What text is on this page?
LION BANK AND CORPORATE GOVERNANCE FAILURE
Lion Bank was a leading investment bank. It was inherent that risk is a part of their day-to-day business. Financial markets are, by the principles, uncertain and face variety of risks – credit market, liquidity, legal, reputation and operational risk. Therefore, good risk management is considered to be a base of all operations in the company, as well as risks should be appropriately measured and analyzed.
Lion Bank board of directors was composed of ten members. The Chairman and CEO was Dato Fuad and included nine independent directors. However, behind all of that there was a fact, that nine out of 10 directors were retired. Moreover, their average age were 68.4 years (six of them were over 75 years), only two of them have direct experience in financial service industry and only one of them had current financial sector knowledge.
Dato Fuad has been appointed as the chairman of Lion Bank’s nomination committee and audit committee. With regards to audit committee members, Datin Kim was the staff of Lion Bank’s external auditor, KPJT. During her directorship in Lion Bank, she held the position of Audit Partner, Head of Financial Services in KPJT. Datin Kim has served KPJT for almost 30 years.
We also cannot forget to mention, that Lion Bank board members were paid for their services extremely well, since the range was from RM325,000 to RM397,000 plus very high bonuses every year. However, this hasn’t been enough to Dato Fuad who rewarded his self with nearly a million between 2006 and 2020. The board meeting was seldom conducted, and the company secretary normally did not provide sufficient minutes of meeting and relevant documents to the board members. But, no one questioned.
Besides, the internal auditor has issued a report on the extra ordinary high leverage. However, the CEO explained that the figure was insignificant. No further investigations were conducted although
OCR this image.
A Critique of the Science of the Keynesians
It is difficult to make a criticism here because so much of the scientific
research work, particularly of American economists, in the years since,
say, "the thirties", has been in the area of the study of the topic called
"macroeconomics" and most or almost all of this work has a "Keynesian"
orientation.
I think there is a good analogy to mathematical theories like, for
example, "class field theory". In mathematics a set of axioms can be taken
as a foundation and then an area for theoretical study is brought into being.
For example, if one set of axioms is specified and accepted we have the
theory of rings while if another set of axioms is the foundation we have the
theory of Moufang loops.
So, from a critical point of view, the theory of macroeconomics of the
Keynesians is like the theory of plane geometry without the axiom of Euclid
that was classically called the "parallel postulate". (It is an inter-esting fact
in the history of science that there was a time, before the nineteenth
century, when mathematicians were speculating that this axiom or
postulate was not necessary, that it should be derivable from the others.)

=-=-=-=-=

Given request -> Track down every line of the material containing the string "Keynesians", and copy it.

Written response ->
A Critique of the Science of the Keynesians
Keynesians is like the theory of plane geometry without the axiom of Euclid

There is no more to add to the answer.